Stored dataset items

######

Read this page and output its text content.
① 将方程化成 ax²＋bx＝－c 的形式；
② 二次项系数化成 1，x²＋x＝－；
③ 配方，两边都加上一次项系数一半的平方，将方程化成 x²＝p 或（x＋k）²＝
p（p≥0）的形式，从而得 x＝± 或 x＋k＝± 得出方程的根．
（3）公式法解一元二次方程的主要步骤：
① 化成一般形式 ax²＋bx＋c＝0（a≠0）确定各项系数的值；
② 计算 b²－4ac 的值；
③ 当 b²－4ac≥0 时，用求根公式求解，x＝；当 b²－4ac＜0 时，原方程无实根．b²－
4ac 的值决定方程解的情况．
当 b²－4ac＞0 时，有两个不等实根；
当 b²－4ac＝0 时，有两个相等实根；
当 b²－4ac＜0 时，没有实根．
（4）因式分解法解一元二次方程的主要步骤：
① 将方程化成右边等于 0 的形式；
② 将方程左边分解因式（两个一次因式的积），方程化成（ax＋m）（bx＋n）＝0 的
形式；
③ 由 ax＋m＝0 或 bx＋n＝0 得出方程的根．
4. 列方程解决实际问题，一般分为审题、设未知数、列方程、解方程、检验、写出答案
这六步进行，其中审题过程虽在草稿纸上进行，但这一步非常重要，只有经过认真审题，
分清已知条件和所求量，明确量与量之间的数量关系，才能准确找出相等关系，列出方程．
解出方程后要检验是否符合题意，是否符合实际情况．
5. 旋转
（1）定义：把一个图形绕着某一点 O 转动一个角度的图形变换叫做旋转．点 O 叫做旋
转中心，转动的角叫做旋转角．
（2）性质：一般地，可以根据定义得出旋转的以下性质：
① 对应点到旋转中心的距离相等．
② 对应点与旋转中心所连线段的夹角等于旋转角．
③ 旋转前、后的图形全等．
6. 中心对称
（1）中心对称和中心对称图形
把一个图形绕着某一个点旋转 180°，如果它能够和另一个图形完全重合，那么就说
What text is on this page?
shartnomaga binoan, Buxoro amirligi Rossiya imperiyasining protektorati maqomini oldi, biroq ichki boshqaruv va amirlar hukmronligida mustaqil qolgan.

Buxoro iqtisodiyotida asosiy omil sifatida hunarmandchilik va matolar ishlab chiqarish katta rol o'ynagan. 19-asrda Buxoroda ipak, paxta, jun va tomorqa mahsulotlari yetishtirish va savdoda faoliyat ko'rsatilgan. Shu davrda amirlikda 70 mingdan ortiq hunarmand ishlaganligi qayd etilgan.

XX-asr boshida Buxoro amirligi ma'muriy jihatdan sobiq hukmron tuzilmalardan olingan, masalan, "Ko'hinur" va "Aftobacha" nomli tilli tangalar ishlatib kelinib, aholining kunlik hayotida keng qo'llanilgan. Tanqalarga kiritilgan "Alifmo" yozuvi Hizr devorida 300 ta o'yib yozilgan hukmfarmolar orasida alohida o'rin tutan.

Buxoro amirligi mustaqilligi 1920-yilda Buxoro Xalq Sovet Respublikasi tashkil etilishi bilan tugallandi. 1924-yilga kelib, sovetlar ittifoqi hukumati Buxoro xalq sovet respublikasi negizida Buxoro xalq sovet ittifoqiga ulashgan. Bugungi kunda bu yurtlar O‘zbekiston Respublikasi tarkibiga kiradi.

######

# Stated task
Above are some records. Print them all exactly.

# Response to the task
Read this page and output its text content.
① 将方程化成 ax²＋bx＝－c 的形式；
② 二次项系数化成 1，x²＋x＝－；
③ 配方，两边都加上一次项系数一半的平方，将方程化成 x²＝p 或（x＋k）²＝
p（p≥0）的形式，从而得 x＝± 或 x＋k＝± 得出方程的根．
（3）公式法解一元二次方程的主要步骤：
① 化成一般形式 ax²＋bx＋c＝0（a≠0）确定各项系数的值；
② 计算 b²－4ac 的值；
③ 当 b²－4ac≥0 时，用求根公式求解，x＝；当 b²－4ac＜0 时，原方程无实根．b²－
4ac 的值决定方程解的情况．
当 b²－4ac＞0 时，有两个不等实根；
当 b²－4ac＝0 时，有两个相等实根；
当 b²－4ac＜0 时，没有实根．
（4）因式分解法解一元二次方程的主要步骤：
① 将方程化成右边等于 0 的形式；
② 将方程左边分解因式（两个一次因式的积），方程化成（ax＋m）（bx＋n）＝0 的
形式；
③ 由 ax＋m＝0 或 bx＋n＝0 得出方程的根．
4. 列方程解决实际问题，一般分为审题、设未知数、列方程、解方程、检验、写出答案
这六步进行，其中审题过程虽在草稿纸上进行，但这一步非常重要，只有经过认真审题，
分清已知条件和所求量，明确量与量之间的数量关系，才能准确找出相等关系，列出方程．
解出方程后要检验是否符合题意，是否符合实际情况．
5. 旋转
（1）定义：把一个图形绕着某一点 O 转动一个角度的图形变换叫做旋转．点 O 叫做旋
转中心，转动的角叫做旋转角．
（2）性质：一般地，可以根据定义得出旋转的以下性质：
① 对应点到旋转中心的距离相等．
② 对应点与旋转中心所连线段的夹角等于旋转角．
③ 旋转前、后的图形全等．
6. 中心对称
（1）中心对称和中心对称图形
把一个图形绕着某一个点旋转 180°，如果它能够和另一个图形完全重合，那么就说
What text is on this page?
shartnomaga binoan, Buxoro amirligi Rossiya imperiyasining protektorati maqomini oldi, biroq ichki boshqaruv va amirlar hukmronligida mustaqil qolgan.

Buxoro iqtisodiyotida asosiy omil sifatida hunarmandchilik va matolar ishlab chiqarish katta rol o'ynagan. 19-asrda Buxoroda ipak, paxta, jun va tomorqa mahsulotlari yetishtirish va savdoda faoliyat ko'rsatilgan. Shu davrda amirlikda 70 mingdan ortiq hunarmand ishlaganligi qayd etilgan.

XX-asr boshida Buxoro amirligi ma'muriy jihatdan sobiq hukmron tuzilmalardan olingan, masalan, "Ko'hinur" va "Aftobacha" nomli tilli tangalar ishlatib kelinib, aholining kunlik hayotida keng qo'llanilgan. Tanqalarga kiritilgan "Alifmo" yozuvi Hizr devorida 300 ta o'yib yozilgan hukmfarmolar orasida alohida o'rin tutan.

Buxoro amirligi mustaqilligi 1920-yilda Buxoro Xalq Sovet Respublikasi tashkil etilishi bilan tugallandi. 1924-yilga kelib, sovetlar ittifoqi hukumati Buxoro xalq sovet respublikasi negizida Buxoro xalq sovet ittifoqiga ulashgan. Bugungi kunda bu yurtlar O‘zbekiston Respublikasi tarkibiga kiradi.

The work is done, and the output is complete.